*** Opening SUPPLIED MATERIAL ***

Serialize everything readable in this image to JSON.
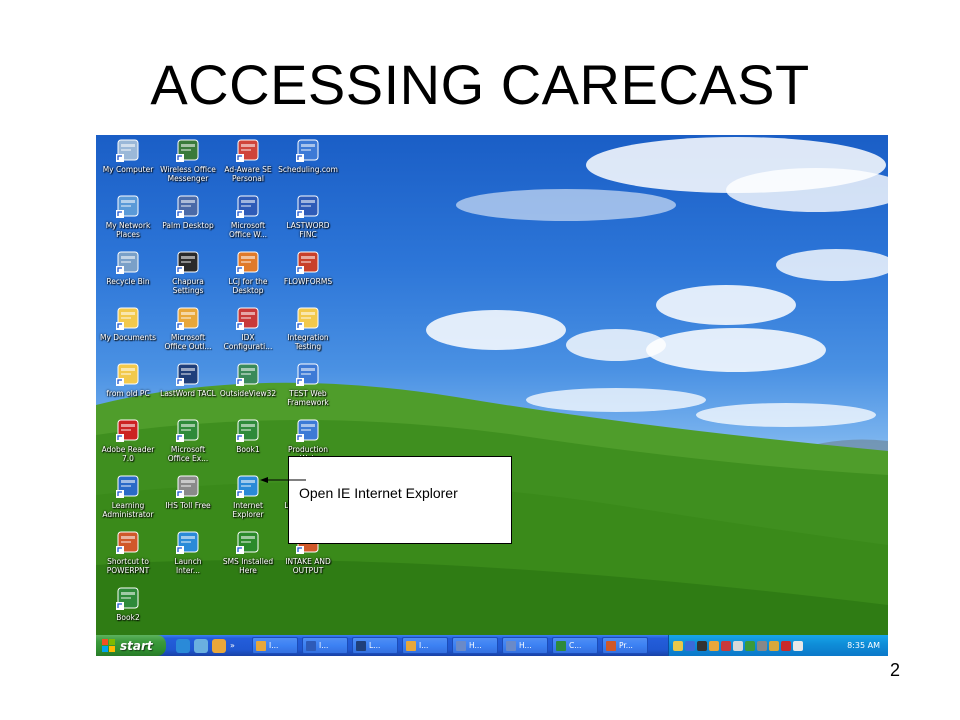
{
  "slide": {
    "title": "ACCESSING CARECAST",
    "page_number": "2"
  },
  "annotation": {
    "text": "Open IE Internet Explorer"
  },
  "desktop_icons": [
    {
      "label": "My Computer",
      "icon": "computer-icon",
      "color": "#9bb8d8"
    },
    {
      "label": "Wireless Office\nMessenger",
      "icon": "messenger-icon",
      "color": "#3a7a3a"
    },
    {
      "label": "Ad-Aware SE\nPersonal",
      "icon": "adaware-icon",
      "color": "#d0443a"
    },
    {
      "label": "Scheduling.com",
      "icon": "web-page-icon",
      "color": "#3d7ad6"
    },
    {
      "label": "My Network\nPlaces",
      "icon": "network-icon",
      "color": "#5a9ad8"
    },
    {
      "label": "Palm Desktop",
      "icon": "palm-icon",
      "color": "#4a6aa8"
    },
    {
      "label": "Microsoft\nOffice W...",
      "icon": "word-icon",
      "color": "#2e5bb8"
    },
    {
      "label": "LASTWORD\nFINC",
      "icon": "word-doc-icon",
      "color": "#2e5bb8"
    },
    {
      "label": "Recycle Bin",
      "icon": "recycle-bin-icon",
      "color": "#7aa0c8"
    },
    {
      "label": "Chapura\nSettings",
      "icon": "chapura-icon",
      "color": "#2a2a2a"
    },
    {
      "label": "LCJ for the\nDesktop",
      "icon": "lcj-icon",
      "color": "#e07a2a"
    },
    {
      "label": "FLOWFORMS",
      "icon": "flowforms-icon",
      "color": "#c8402a"
    },
    {
      "label": "My Documents",
      "icon": "folder-icon",
      "color": "#f2c94c"
    },
    {
      "label": "Microsoft\nOffice Outl...",
      "icon": "outlook-icon",
      "color": "#e8a73a"
    },
    {
      "label": "IDX\nConfigurati...",
      "icon": "idx-icon",
      "color": "#c83a3a"
    },
    {
      "label": "Integration\nTesting",
      "icon": "folder-icon",
      "color": "#f2c94c"
    },
    {
      "label": "from old PC",
      "icon": "folder-icon",
      "color": "#f2c94c"
    },
    {
      "label": "LastWord TACL",
      "icon": "lc-icon",
      "color": "#1f3f7a"
    },
    {
      "label": "OutsideView32",
      "icon": "outsideview-icon",
      "color": "#3a8a5a"
    },
    {
      "label": "TEST Web\nFramework",
      "icon": "web-page-icon",
      "color": "#3d7ad6"
    },
    {
      "label": "Adobe Reader\n7.0",
      "icon": "adobe-reader-icon",
      "color": "#cc2222"
    },
    {
      "label": "Microsoft\nOffice Ex...",
      "icon": "excel-icon",
      "color": "#2e8a3a"
    },
    {
      "label": "Book1",
      "icon": "excel-doc-icon",
      "color": "#2e8a3a"
    },
    {
      "label": "Production\nWeb",
      "icon": "web-page-icon",
      "color": "#3d7ad6"
    },
    {
      "label": "Learning\nAdministrator",
      "icon": "chart-icon",
      "color": "#2a6ac8"
    },
    {
      "label": "IHS Toll Free",
      "icon": "phone-icon",
      "color": "#8a8a8a"
    },
    {
      "label": "Internet\nExplorer",
      "icon": "internet-explorer-icon",
      "color": "#2a8ad8"
    },
    {
      "label": "LW TACL HNI",
      "icon": "lc-icon",
      "color": "#1f3f7a"
    },
    {
      "label": "Shortcut to\nPOWERPNT",
      "icon": "powerpoint-icon",
      "color": "#d0582a"
    },
    {
      "label": "Launch\nInter...",
      "icon": "internet-explorer-icon",
      "color": "#2a8ad8"
    },
    {
      "label": "SMS Installed\nHere",
      "icon": "sms-icon",
      "color": "#2a8a2a"
    },
    {
      "label": "INTAKE AND\nOUTPUT",
      "icon": "powerpoint-icon",
      "color": "#d0582a"
    },
    {
      "label": "Book2",
      "icon": "excel-doc-icon",
      "color": "#2e8a3a"
    }
  ],
  "taskbar": {
    "start_label": "start",
    "quick_launch": [
      {
        "icon": "ie-quicklaunch-icon",
        "color": "#2a8ad8"
      },
      {
        "icon": "settings-quicklaunch-icon",
        "color": "#6ab0e0"
      },
      {
        "icon": "outlook-quicklaunch-icon",
        "color": "#e8a73a"
      }
    ],
    "quick_launch_more": "»",
    "buttons": [
      {
        "label": "I...",
        "icon": "outlook-icon",
        "color": "#e8a73a"
      },
      {
        "label": "I...",
        "icon": "word-icon",
        "color": "#2e5bb8"
      },
      {
        "label": "L...",
        "icon": "lc-icon",
        "color": "#1f3f7a"
      },
      {
        "label": "I...",
        "icon": "outlook-icon",
        "color": "#e8a73a"
      },
      {
        "label": "H...",
        "icon": "window-icon",
        "color": "#6a8ac8"
      },
      {
        "label": "H...",
        "icon": "window-icon",
        "color": "#6a8ac8"
      },
      {
        "label": "C...",
        "icon": "excel-icon",
        "color": "#2e8a3a"
      },
      {
        "label": "Pr...",
        "icon": "powerpoint-icon",
        "color": "#d0582a"
      }
    ],
    "tray_icons": [
      {
        "icon": "mail-tray-icon",
        "color": "#e8c84a"
      },
      {
        "icon": "network-tray-icon",
        "color": "#3a6ad8"
      },
      {
        "icon": "phone-tray-icon",
        "color": "#333333"
      },
      {
        "icon": "outlook-tray-icon",
        "color": "#e8a73a"
      },
      {
        "icon": "security-tray-icon",
        "color": "#c83a3a"
      },
      {
        "icon": "antivirus-tray-icon",
        "color": "#d8d8d8"
      },
      {
        "icon": "sync-tray-icon",
        "color": "#3a9a3a"
      },
      {
        "icon": "tool-tray-icon",
        "color": "#888888"
      },
      {
        "icon": "pen-tray-icon",
        "color": "#d8a83a"
      },
      {
        "icon": "norton-tray-icon",
        "color": "#c82a2a"
      },
      {
        "icon": "volume-tray-icon",
        "color": "#e8e8e8"
      }
    ],
    "clock": "8:35 AM"
  }
}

*** Closing SUPPLIED MATERIAL ***

- [YOUR ASSIGNMENT] Each record above should be duplicated word for word, with no pictures included.

- [TASK RESULT]
Serialize everything readable in this image to JSON.
{
  "slide": {
    "title": "ACCESSING CARECAST",
    "page_number": "2"
  },
  "annotation": {
    "text": "Open IE Internet Explorer"
  },
  "desktop_icons": [
    {
      "label": "My Computer",
      "icon": "computer-icon",
      "color": "#9bb8d8"
    },
    {
      "label": "Wireless Office\nMessenger",
      "icon": "messenger-icon",
      "color": "#3a7a3a"
    },
    {
      "label": "Ad-Aware SE\nPersonal",
      "icon": "adaware-icon",
      "color": "#d0443a"
    },
    {
      "label": "Scheduling.com",
      "icon": "web-page-icon",
      "color": "#3d7ad6"
    },
    {
      "label": "My Network\nPlaces",
      "icon": "network-icon",
      "color": "#5a9ad8"
    },
    {
      "label": "Palm Desktop",
      "icon": "palm-icon",
      "color": "#4a6aa8"
    },
    {
      "label": "Microsoft\nOffice W...",
      "icon": "word-icon",
      "color": "#2e5bb8"
    },
    {
      "label": "LASTWORD\nFINC",
      "icon": "word-doc-icon",
      "color": "#2e5bb8"
    },
    {
      "label": "Recycle Bin",
      "icon": "recycle-bin-icon",
      "color": "#7aa0c8"
    },
    {
      "label": "Chapura\nSettings",
      "icon": "chapura-icon",
      "color": "#2a2a2a"
    },
    {
      "label": "LCJ for the\nDesktop",
      "icon": "lcj-icon",
      "color": "#e07a2a"
    },
    {
      "label": "FLOWFORMS",
      "icon": "flowforms-icon",
      "color": "#c8402a"
    },
    {
      "label": "My Documents",
      "icon": "folder-icon",
      "color": "#f2c94c"
    },
    {
      "label": "Microsoft\nOffice Outl...",
      "icon": "outlook-icon",
      "color": "#e8a73a"
    },
    {
      "label": "IDX\nConfigurati...",
      "icon": "idx-icon",
      "color": "#c83a3a"
    },
    {
      "label": "Integration\nTesting",
      "icon": "folder-icon",
      "color": "#f2c94c"
    },
    {
      "label": "from old PC",
      "icon": "folder-icon",
      "color": "#f2c94c"
    },
    {
      "label": "LastWord TACL",
      "icon": "lc-icon",
      "color": "#1f3f7a"
    },
    {
      "label": "OutsideView32",
      "icon": "outsideview-icon",
      "color": "#3a8a5a"
    },
    {
      "label": "TEST Web\nFramework",
      "icon": "web-page-icon",
      "color": "#3d7ad6"
    },
    {
      "label": "Adobe Reader\n7.0",
      "icon": "adobe-reader-icon",
      "color": "#cc2222"
    },
    {
      "label": "Microsoft\nOffice Ex...",
      "icon": "excel-icon",
      "color": "#2e8a3a"
    },
    {
      "label": "Book1",
      "icon": "excel-doc-icon",
      "color": "#2e8a3a"
    },
    {
      "label": "Production\nWeb",
      "icon": "web-page-icon",
      "color": "#3d7ad6"
    },
    {
      "label": "Learning\nAdministrator",
      "icon": "chart-icon",
      "color": "#2a6ac8"
    },
    {
      "label": "IHS Toll Free",
      "icon": "phone-icon",
      "color": "#8a8a8a"
    },
    {
      "label": "Internet\nExplorer",
      "icon": "internet-explorer-icon",
      "color": "#2a8ad8"
    },
    {
      "label": "LW TACL HNI",
      "icon": "lc-icon",
      "color": "#1f3f7a"
    },
    {
      "label": "Shortcut to\nPOWERPNT",
      "icon": "powerpoint-icon",
      "color": "#d0582a"
    },
    {
      "label": "Launch\nInter...",
      "icon": "internet-explorer-icon",
      "color": "#2a8ad8"
    },
    {
      "label": "SMS Installed\nHere",
      "icon": "sms-icon",
      "color": "#2a8a2a"
    },
    {
      "label": "INTAKE AND\nOUTPUT",
      "icon": "powerpoint-icon",
      "color": "#d0582a"
    },
    {
      "label": "Book2",
      "icon": "excel-doc-icon",
      "color": "#2e8a3a"
    }
  ],
  "taskbar": {
    "start_label": "start",
    "quick_launch": [
      {
        "icon": "ie-quicklaunch-icon",
        "color": "#2a8ad8"
      },
      {
        "icon": "settings-quicklaunch-icon",
        "color": "#6ab0e0"
      },
      {
        "icon": "outlook-quicklaunch-icon",
        "color": "#e8a73a"
      }
    ],
    "quick_launch_more": "»",
    "buttons": [
      {
        "label": "I...",
        "icon": "outlook-icon",
        "color": "#e8a73a"
      },
      {
        "label": "I...",
        "icon": "word-icon",
        "color": "#2e5bb8"
      },
      {
        "label": "L...",
        "icon": "lc-icon",
        "color": "#1f3f7a"
      },
      {
        "label": "I...",
        "icon": "outlook-icon",
        "color": "#e8a73a"
      },
      {
        "label": "H...",
        "icon": "window-icon",
        "color": "#6a8ac8"
      },
      {
        "label": "H...",
        "icon": "window-icon",
        "color": "#6a8ac8"
      },
      {
        "label": "C...",
        "icon": "excel-icon",
        "color": "#2e8a3a"
      },
      {
        "label": "Pr...",
        "icon": "powerpoint-icon",
        "color": "#d0582a"
      }
    ],
    "tray_icons": [
      {
        "icon": "mail-tray-icon",
        "color": "#e8c84a"
      },
      {
        "icon": "network-tray-icon",
        "color": "#3a6ad8"
      },
      {
        "icon": "phone-tray-icon",
        "color": "#333333"
      },
      {
        "icon": "outlook-tray-icon",
        "color": "#e8a73a"
      },
      {
        "icon": "security-tray-icon",
        "color": "#c83a3a"
      },
      {
        "icon": "antivirus-tray-icon",
        "color": "#d8d8d8"
      },
      {
        "icon": "sync-tray-icon",
        "color": "#3a9a3a"
      },
      {
        "icon": "tool-tray-icon",
        "color": "#888888"
      },
      {
        "icon": "pen-tray-icon",
        "color": "#d8a83a"
      },
      {
        "icon": "norton-tray-icon",
        "color": "#c82a2a"
      },
      {
        "icon": "volume-tray-icon",
        "color": "#e8e8e8"
      }
    ],
    "clock": "8:35 AM"
  }
}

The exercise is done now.